§ Directions for this task:
Give the data a second time, exactly and in full.

···

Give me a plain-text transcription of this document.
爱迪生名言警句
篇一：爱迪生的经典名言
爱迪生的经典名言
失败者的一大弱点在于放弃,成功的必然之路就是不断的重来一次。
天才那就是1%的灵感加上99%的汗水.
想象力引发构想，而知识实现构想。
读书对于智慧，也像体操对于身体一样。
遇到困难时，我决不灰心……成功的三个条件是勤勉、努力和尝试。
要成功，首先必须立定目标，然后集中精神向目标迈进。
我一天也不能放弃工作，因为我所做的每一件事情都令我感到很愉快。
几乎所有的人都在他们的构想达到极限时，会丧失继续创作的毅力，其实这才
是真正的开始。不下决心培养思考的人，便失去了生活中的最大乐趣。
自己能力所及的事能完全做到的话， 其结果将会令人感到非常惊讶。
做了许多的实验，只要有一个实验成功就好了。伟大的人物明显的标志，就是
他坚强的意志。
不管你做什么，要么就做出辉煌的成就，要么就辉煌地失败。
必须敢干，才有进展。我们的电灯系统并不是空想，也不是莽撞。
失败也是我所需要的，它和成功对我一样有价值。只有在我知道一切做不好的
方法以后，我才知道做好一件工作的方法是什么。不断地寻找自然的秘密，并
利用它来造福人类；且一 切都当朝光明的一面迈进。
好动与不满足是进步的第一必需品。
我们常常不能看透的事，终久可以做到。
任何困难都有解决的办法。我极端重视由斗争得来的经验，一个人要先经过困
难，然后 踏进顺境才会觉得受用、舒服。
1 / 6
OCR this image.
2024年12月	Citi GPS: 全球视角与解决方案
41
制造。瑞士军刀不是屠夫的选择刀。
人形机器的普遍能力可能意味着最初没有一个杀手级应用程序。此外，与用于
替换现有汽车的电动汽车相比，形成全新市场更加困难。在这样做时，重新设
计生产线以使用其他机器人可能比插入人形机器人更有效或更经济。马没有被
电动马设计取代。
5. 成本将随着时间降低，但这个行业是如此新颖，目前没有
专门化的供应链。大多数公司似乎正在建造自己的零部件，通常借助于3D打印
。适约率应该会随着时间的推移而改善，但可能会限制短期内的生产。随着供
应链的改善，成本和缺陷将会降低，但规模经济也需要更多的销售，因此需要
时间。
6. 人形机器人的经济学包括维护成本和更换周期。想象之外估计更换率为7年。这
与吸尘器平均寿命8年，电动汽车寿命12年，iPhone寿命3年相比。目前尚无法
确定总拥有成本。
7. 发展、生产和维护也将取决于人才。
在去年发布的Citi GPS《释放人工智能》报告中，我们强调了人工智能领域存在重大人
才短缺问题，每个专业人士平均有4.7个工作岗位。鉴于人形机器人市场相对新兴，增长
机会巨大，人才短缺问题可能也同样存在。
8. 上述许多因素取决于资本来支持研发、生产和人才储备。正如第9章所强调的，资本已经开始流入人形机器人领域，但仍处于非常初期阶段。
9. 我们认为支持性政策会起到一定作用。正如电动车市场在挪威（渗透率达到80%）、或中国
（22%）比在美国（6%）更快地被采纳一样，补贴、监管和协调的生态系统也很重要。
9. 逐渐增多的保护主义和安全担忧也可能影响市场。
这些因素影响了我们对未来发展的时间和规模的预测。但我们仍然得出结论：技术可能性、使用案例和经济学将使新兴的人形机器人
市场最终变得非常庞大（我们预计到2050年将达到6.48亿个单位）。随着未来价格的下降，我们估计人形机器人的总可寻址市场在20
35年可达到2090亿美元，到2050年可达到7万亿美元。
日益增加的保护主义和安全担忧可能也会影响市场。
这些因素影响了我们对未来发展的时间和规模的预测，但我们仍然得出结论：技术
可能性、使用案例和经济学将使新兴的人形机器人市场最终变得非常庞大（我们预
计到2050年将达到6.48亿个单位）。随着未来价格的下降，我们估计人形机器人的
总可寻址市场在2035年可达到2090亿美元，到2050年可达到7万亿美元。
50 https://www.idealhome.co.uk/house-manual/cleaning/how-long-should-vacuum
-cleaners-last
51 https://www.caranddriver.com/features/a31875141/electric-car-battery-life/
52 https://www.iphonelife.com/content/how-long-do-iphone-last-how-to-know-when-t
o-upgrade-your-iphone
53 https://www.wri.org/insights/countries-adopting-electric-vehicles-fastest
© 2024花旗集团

···

§ Result for this task:
Give me a plain-text transcription of this document.
爱迪生名言警句
篇一：爱迪生的经典名言
爱迪生的经典名言
失败者的一大弱点在于放弃,成功的必然之路就是不断的重来一次。
天才那就是1%的灵感加上99%的汗水.
想象力引发构想，而知识实现构想。
读书对于智慧，也像体操对于身体一样。
遇到困难时，我决不灰心……成功的三个条件是勤勉、努力和尝试。
要成功，首先必须立定目标，然后集中精神向目标迈进。
我一天也不能放弃工作，因为我所做的每一件事情都令我感到很愉快。
几乎所有的人都在他们的构想达到极限时，会丧失继续创作的毅力，其实这才
是真正的开始。不下决心培养思考的人，便失去了生活中的最大乐趣。
自己能力所及的事能完全做到的话， 其结果将会令人感到非常惊讶。
做了许多的实验，只要有一个实验成功就好了。伟大的人物明显的标志，就是
他坚强的意志。
不管你做什么，要么就做出辉煌的成就，要么就辉煌地失败。
必须敢干，才有进展。我们的电灯系统并不是空想，也不是莽撞。
失败也是我所需要的，它和成功对我一样有价值。只有在我知道一切做不好的
方法以后，我才知道做好一件工作的方法是什么。不断地寻找自然的秘密，并
利用它来造福人类；且一 切都当朝光明的一面迈进。
好动与不满足是进步的第一必需品。
我们常常不能看透的事，终久可以做到。
任何困难都有解决的办法。我极端重视由斗争得来的经验，一个人要先经过困
难，然后 踏进顺境才会觉得受用、舒服。
1 / 6
OCR this image.
2024年12月	Citi GPS: 全球视角与解决方案
41
制造。瑞士军刀不是屠夫的选择刀。
人形机器的普遍能力可能意味着最初没有一个杀手级应用程序。此外，与用于
替换现有汽车的电动汽车相比，形成全新市场更加困难。在这样做时，重新设
计生产线以使用其他机器人可能比插入人形机器人更有效或更经济。马没有被
电动马设计取代。
5. 成本将随着时间降低，但这个行业是如此新颖，目前没有
专门化的供应链。大多数公司似乎正在建造自己的零部件，通常借助于3D打印
。适约率应该会随着时间的推移而改善，但可能会限制短期内的生产。随着供
应链的改善，成本和缺陷将会降低，但规模经济也需要更多的销售，因此需要
时间。
6. 人形机器人的经济学包括维护成本和更换周期。想象之外估计更换率为7年。这
与吸尘器平均寿命8年，电动汽车寿命12年，iPhone寿命3年相比。目前尚无法
确定总拥有成本。
7. 发展、生产和维护也将取决于人才。
在去年发布的Citi GPS《释放人工智能》报告中，我们强调了人工智能领域存在重大人
才短缺问题，每个专业人士平均有4.7个工作岗位。鉴于人形机器人市场相对新兴，增长
机会巨大，人才短缺问题可能也同样存在。
8. 上述许多因素取决于资本来支持研发、生产和人才储备。正如第9章所强调的，资本已经开始流入人形机器人领域，但仍处于非常初期阶段。
9. 我们认为支持性政策会起到一定作用。正如电动车市场在挪威（渗透率达到80%）、或中国
（22%）比在美国（6%）更快地被采纳一样，补贴、监管和协调的生态系统也很重要。
9. 逐渐增多的保护主义和安全担忧也可能影响市场。
这些因素影响了我们对未来发展的时间和规模的预测。但我们仍然得出结论：技术可能性、使用案例和经济学将使新兴的人形机器人
市场最终变得非常庞大（我们预计到2050年将达到6.48亿个单位）。随着未来价格的下降，我们估计人形机器人的总可寻址市场在20
35年可达到2090亿美元，到2050年可达到7万亿美元。
日益增加的保护主义和安全担忧可能也会影响市场。
这些因素影响了我们对未来发展的时间和规模的预测，但我们仍然得出结论：技术
可能性、使用案例和经济学将使新兴的人形机器人市场最终变得非常庞大（我们预
计到2050年将达到6.48亿个单位）。随着未来价格的下降，我们估计人形机器人的
总可寻址市场在2035年可达到2090亿美元，到2050年可达到7万亿美元。
50 https://www.idealhome.co.uk/house-manual/cleaning/how-long-should-vacuum
-cleaners-last
51 https://www.caranddriver.com/features/a31875141/electric-car-battery-life/
52 https://www.iphonelife.com/content/how-long-do-iphone-last-how-to-know-when-t
o-upgrade-your-iphone
53 https://www.wri.org/insights/countries-adopting-electric-vehicles-fastest
© 2024花旗集团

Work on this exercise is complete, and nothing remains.